— begin Input records —
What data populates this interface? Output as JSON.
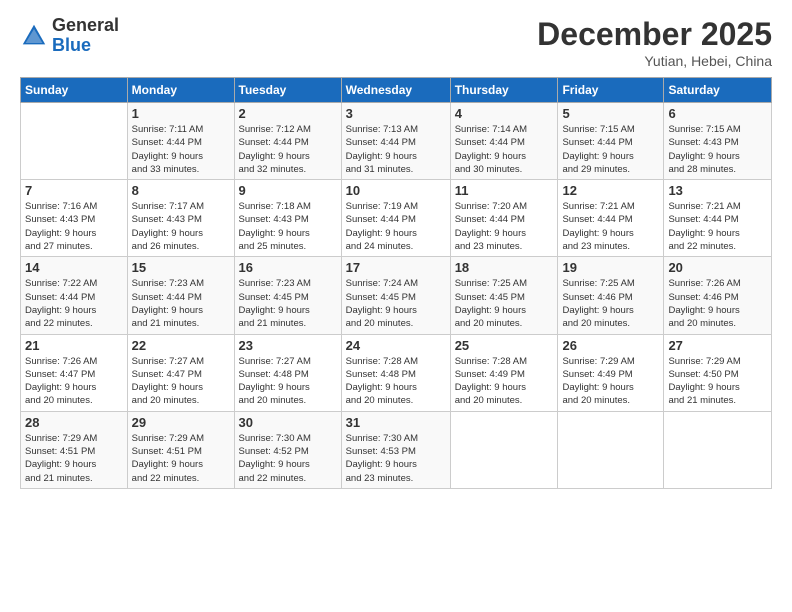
{
  "header": {
    "logo_general": "General",
    "logo_blue": "Blue",
    "month_title": "December 2025",
    "location": "Yutian, Hebei, China"
  },
  "days_of_week": [
    "Sunday",
    "Monday",
    "Tuesday",
    "Wednesday",
    "Thursday",
    "Friday",
    "Saturday"
  ],
  "weeks": [
    [
      {
        "day": "",
        "info": ""
      },
      {
        "day": "1",
        "info": "Sunrise: 7:11 AM\nSunset: 4:44 PM\nDaylight: 9 hours\nand 33 minutes."
      },
      {
        "day": "2",
        "info": "Sunrise: 7:12 AM\nSunset: 4:44 PM\nDaylight: 9 hours\nand 32 minutes."
      },
      {
        "day": "3",
        "info": "Sunrise: 7:13 AM\nSunset: 4:44 PM\nDaylight: 9 hours\nand 31 minutes."
      },
      {
        "day": "4",
        "info": "Sunrise: 7:14 AM\nSunset: 4:44 PM\nDaylight: 9 hours\nand 30 minutes."
      },
      {
        "day": "5",
        "info": "Sunrise: 7:15 AM\nSunset: 4:44 PM\nDaylight: 9 hours\nand 29 minutes."
      },
      {
        "day": "6",
        "info": "Sunrise: 7:15 AM\nSunset: 4:43 PM\nDaylight: 9 hours\nand 28 minutes."
      }
    ],
    [
      {
        "day": "7",
        "info": "Sunrise: 7:16 AM\nSunset: 4:43 PM\nDaylight: 9 hours\nand 27 minutes."
      },
      {
        "day": "8",
        "info": "Sunrise: 7:17 AM\nSunset: 4:43 PM\nDaylight: 9 hours\nand 26 minutes."
      },
      {
        "day": "9",
        "info": "Sunrise: 7:18 AM\nSunset: 4:43 PM\nDaylight: 9 hours\nand 25 minutes."
      },
      {
        "day": "10",
        "info": "Sunrise: 7:19 AM\nSunset: 4:44 PM\nDaylight: 9 hours\nand 24 minutes."
      },
      {
        "day": "11",
        "info": "Sunrise: 7:20 AM\nSunset: 4:44 PM\nDaylight: 9 hours\nand 23 minutes."
      },
      {
        "day": "12",
        "info": "Sunrise: 7:21 AM\nSunset: 4:44 PM\nDaylight: 9 hours\nand 23 minutes."
      },
      {
        "day": "13",
        "info": "Sunrise: 7:21 AM\nSunset: 4:44 PM\nDaylight: 9 hours\nand 22 minutes."
      }
    ],
    [
      {
        "day": "14",
        "info": "Sunrise: 7:22 AM\nSunset: 4:44 PM\nDaylight: 9 hours\nand 22 minutes."
      },
      {
        "day": "15",
        "info": "Sunrise: 7:23 AM\nSunset: 4:44 PM\nDaylight: 9 hours\nand 21 minutes."
      },
      {
        "day": "16",
        "info": "Sunrise: 7:23 AM\nSunset: 4:45 PM\nDaylight: 9 hours\nand 21 minutes."
      },
      {
        "day": "17",
        "info": "Sunrise: 7:24 AM\nSunset: 4:45 PM\nDaylight: 9 hours\nand 20 minutes."
      },
      {
        "day": "18",
        "info": "Sunrise: 7:25 AM\nSunset: 4:45 PM\nDaylight: 9 hours\nand 20 minutes."
      },
      {
        "day": "19",
        "info": "Sunrise: 7:25 AM\nSunset: 4:46 PM\nDaylight: 9 hours\nand 20 minutes."
      },
      {
        "day": "20",
        "info": "Sunrise: 7:26 AM\nSunset: 4:46 PM\nDaylight: 9 hours\nand 20 minutes."
      }
    ],
    [
      {
        "day": "21",
        "info": "Sunrise: 7:26 AM\nSunset: 4:47 PM\nDaylight: 9 hours\nand 20 minutes."
      },
      {
        "day": "22",
        "info": "Sunrise: 7:27 AM\nSunset: 4:47 PM\nDaylight: 9 hours\nand 20 minutes."
      },
      {
        "day": "23",
        "info": "Sunrise: 7:27 AM\nSunset: 4:48 PM\nDaylight: 9 hours\nand 20 minutes."
      },
      {
        "day": "24",
        "info": "Sunrise: 7:28 AM\nSunset: 4:48 PM\nDaylight: 9 hours\nand 20 minutes."
      },
      {
        "day": "25",
        "info": "Sunrise: 7:28 AM\nSunset: 4:49 PM\nDaylight: 9 hours\nand 20 minutes."
      },
      {
        "day": "26",
        "info": "Sunrise: 7:29 AM\nSunset: 4:49 PM\nDaylight: 9 hours\nand 20 minutes."
      },
      {
        "day": "27",
        "info": "Sunrise: 7:29 AM\nSunset: 4:50 PM\nDaylight: 9 hours\nand 21 minutes."
      }
    ],
    [
      {
        "day": "28",
        "info": "Sunrise: 7:29 AM\nSunset: 4:51 PM\nDaylight: 9 hours\nand 21 minutes."
      },
      {
        "day": "29",
        "info": "Sunrise: 7:29 AM\nSunset: 4:51 PM\nDaylight: 9 hours\nand 22 minutes."
      },
      {
        "day": "30",
        "info": "Sunrise: 7:30 AM\nSunset: 4:52 PM\nDaylight: 9 hours\nand 22 minutes."
      },
      {
        "day": "31",
        "info": "Sunrise: 7:30 AM\nSunset: 4:53 PM\nDaylight: 9 hours\nand 23 minutes."
      },
      {
        "day": "",
        "info": ""
      },
      {
        "day": "",
        "info": ""
      },
      {
        "day": "",
        "info": ""
      }
    ]
  ]
}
— end Input records —
Output the entries above exactly, without their pictures.

What data populates this interface? Output as JSON.
{
  "header": {
    "logo_general": "General",
    "logo_blue": "Blue",
    "month_title": "December 2025",
    "location": "Yutian, Hebei, China"
  },
  "days_of_week": [
    "Sunday",
    "Monday",
    "Tuesday",
    "Wednesday",
    "Thursday",
    "Friday",
    "Saturday"
  ],
  "weeks": [
    [
      {
        "day": "",
        "info": ""
      },
      {
        "day": "1",
        "info": "Sunrise: 7:11 AM\nSunset: 4:44 PM\nDaylight: 9 hours\nand 33 minutes."
      },
      {
        "day": "2",
        "info": "Sunrise: 7:12 AM\nSunset: 4:44 PM\nDaylight: 9 hours\nand 32 minutes."
      },
      {
        "day": "3",
        "info": "Sunrise: 7:13 AM\nSunset: 4:44 PM\nDaylight: 9 hours\nand 31 minutes."
      },
      {
        "day": "4",
        "info": "Sunrise: 7:14 AM\nSunset: 4:44 PM\nDaylight: 9 hours\nand 30 minutes."
      },
      {
        "day": "5",
        "info": "Sunrise: 7:15 AM\nSunset: 4:44 PM\nDaylight: 9 hours\nand 29 minutes."
      },
      {
        "day": "6",
        "info": "Sunrise: 7:15 AM\nSunset: 4:43 PM\nDaylight: 9 hours\nand 28 minutes."
      }
    ],
    [
      {
        "day": "7",
        "info": "Sunrise: 7:16 AM\nSunset: 4:43 PM\nDaylight: 9 hours\nand 27 minutes."
      },
      {
        "day": "8",
        "info": "Sunrise: 7:17 AM\nSunset: 4:43 PM\nDaylight: 9 hours\nand 26 minutes."
      },
      {
        "day": "9",
        "info": "Sunrise: 7:18 AM\nSunset: 4:43 PM\nDaylight: 9 hours\nand 25 minutes."
      },
      {
        "day": "10",
        "info": "Sunrise: 7:19 AM\nSunset: 4:44 PM\nDaylight: 9 hours\nand 24 minutes."
      },
      {
        "day": "11",
        "info": "Sunrise: 7:20 AM\nSunset: 4:44 PM\nDaylight: 9 hours\nand 23 minutes."
      },
      {
        "day": "12",
        "info": "Sunrise: 7:21 AM\nSunset: 4:44 PM\nDaylight: 9 hours\nand 23 minutes."
      },
      {
        "day": "13",
        "info": "Sunrise: 7:21 AM\nSunset: 4:44 PM\nDaylight: 9 hours\nand 22 minutes."
      }
    ],
    [
      {
        "day": "14",
        "info": "Sunrise: 7:22 AM\nSunset: 4:44 PM\nDaylight: 9 hours\nand 22 minutes."
      },
      {
        "day": "15",
        "info": "Sunrise: 7:23 AM\nSunset: 4:44 PM\nDaylight: 9 hours\nand 21 minutes."
      },
      {
        "day": "16",
        "info": "Sunrise: 7:23 AM\nSunset: 4:45 PM\nDaylight: 9 hours\nand 21 minutes."
      },
      {
        "day": "17",
        "info": "Sunrise: 7:24 AM\nSunset: 4:45 PM\nDaylight: 9 hours\nand 20 minutes."
      },
      {
        "day": "18",
        "info": "Sunrise: 7:25 AM\nSunset: 4:45 PM\nDaylight: 9 hours\nand 20 minutes."
      },
      {
        "day": "19",
        "info": "Sunrise: 7:25 AM\nSunset: 4:46 PM\nDaylight: 9 hours\nand 20 minutes."
      },
      {
        "day": "20",
        "info": "Sunrise: 7:26 AM\nSunset: 4:46 PM\nDaylight: 9 hours\nand 20 minutes."
      }
    ],
    [
      {
        "day": "21",
        "info": "Sunrise: 7:26 AM\nSunset: 4:47 PM\nDaylight: 9 hours\nand 20 minutes."
      },
      {
        "day": "22",
        "info": "Sunrise: 7:27 AM\nSunset: 4:47 PM\nDaylight: 9 hours\nand 20 minutes."
      },
      {
        "day": "23",
        "info": "Sunrise: 7:27 AM\nSunset: 4:48 PM\nDaylight: 9 hours\nand 20 minutes."
      },
      {
        "day": "24",
        "info": "Sunrise: 7:28 AM\nSunset: 4:48 PM\nDaylight: 9 hours\nand 20 minutes."
      },
      {
        "day": "25",
        "info": "Sunrise: 7:28 AM\nSunset: 4:49 PM\nDaylight: 9 hours\nand 20 minutes."
      },
      {
        "day": "26",
        "info": "Sunrise: 7:29 AM\nSunset: 4:49 PM\nDaylight: 9 hours\nand 20 minutes."
      },
      {
        "day": "27",
        "info": "Sunrise: 7:29 AM\nSunset: 4:50 PM\nDaylight: 9 hours\nand 21 minutes."
      }
    ],
    [
      {
        "day": "28",
        "info": "Sunrise: 7:29 AM\nSunset: 4:51 PM\nDaylight: 9 hours\nand 21 minutes."
      },
      {
        "day": "29",
        "info": "Sunrise: 7:29 AM\nSunset: 4:51 PM\nDaylight: 9 hours\nand 22 minutes."
      },
      {
        "day": "30",
        "info": "Sunrise: 7:30 AM\nSunset: 4:52 PM\nDaylight: 9 hours\nand 22 minutes."
      },
      {
        "day": "31",
        "info": "Sunrise: 7:30 AM\nSunset: 4:53 PM\nDaylight: 9 hours\nand 23 minutes."
      },
      {
        "day": "",
        "info": ""
      },
      {
        "day": "",
        "info": ""
      },
      {
        "day": "",
        "info": ""
      }
    ]
  ]
}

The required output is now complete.